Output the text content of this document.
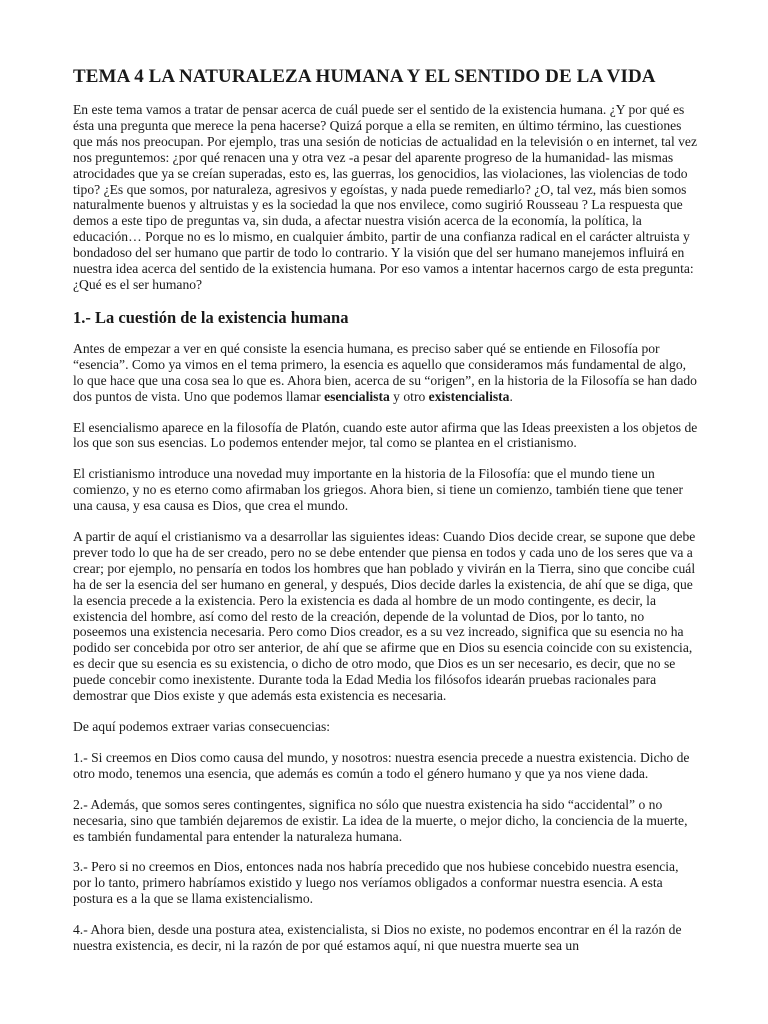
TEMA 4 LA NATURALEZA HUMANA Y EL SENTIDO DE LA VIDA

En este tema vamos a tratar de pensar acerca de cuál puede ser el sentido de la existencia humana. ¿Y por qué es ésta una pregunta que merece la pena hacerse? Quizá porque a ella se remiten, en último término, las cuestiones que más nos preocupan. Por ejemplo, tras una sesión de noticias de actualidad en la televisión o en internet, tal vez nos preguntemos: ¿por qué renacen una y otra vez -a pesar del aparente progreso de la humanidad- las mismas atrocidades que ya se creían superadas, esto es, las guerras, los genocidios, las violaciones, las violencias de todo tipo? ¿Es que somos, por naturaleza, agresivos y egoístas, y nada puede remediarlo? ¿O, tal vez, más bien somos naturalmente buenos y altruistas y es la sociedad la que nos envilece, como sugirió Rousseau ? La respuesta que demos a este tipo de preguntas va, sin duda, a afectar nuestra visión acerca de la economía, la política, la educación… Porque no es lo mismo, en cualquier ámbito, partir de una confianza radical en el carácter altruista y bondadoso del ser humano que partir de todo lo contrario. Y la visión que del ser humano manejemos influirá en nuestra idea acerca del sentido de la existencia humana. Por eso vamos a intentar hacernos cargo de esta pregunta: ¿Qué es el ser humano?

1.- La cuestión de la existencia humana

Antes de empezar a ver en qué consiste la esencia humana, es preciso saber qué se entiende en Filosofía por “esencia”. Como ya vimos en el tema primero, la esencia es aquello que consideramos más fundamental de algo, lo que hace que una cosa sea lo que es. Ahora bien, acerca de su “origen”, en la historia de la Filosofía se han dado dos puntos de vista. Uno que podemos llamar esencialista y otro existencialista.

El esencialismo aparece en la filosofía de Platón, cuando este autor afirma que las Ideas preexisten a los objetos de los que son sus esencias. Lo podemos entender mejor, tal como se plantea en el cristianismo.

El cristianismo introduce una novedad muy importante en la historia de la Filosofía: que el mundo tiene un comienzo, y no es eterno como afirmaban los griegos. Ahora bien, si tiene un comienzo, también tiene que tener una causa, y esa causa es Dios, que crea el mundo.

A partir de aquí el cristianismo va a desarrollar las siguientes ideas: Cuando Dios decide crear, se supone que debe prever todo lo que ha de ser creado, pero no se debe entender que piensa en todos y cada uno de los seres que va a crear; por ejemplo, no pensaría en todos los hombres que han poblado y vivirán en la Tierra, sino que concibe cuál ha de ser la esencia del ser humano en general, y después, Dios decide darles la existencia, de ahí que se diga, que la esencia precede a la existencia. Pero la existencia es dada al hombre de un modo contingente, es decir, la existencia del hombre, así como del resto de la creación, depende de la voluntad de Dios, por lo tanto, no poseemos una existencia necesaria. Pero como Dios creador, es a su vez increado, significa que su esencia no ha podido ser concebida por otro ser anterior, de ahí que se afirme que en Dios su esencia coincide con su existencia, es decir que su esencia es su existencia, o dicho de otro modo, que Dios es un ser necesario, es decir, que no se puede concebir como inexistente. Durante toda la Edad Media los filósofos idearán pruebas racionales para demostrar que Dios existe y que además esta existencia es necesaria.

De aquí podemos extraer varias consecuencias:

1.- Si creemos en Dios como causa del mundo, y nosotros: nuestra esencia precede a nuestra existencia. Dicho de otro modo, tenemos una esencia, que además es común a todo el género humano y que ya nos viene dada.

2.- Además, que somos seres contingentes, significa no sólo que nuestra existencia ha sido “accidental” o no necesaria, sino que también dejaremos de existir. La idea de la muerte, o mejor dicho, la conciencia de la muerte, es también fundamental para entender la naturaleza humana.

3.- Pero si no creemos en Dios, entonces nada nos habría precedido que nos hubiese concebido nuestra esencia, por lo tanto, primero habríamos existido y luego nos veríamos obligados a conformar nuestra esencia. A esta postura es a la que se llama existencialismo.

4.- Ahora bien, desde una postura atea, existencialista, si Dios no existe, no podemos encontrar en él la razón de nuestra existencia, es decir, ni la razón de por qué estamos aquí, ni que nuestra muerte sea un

========================

Give the count of lines in the data above that hold the string "seres", with no additional words.

Written solution: 2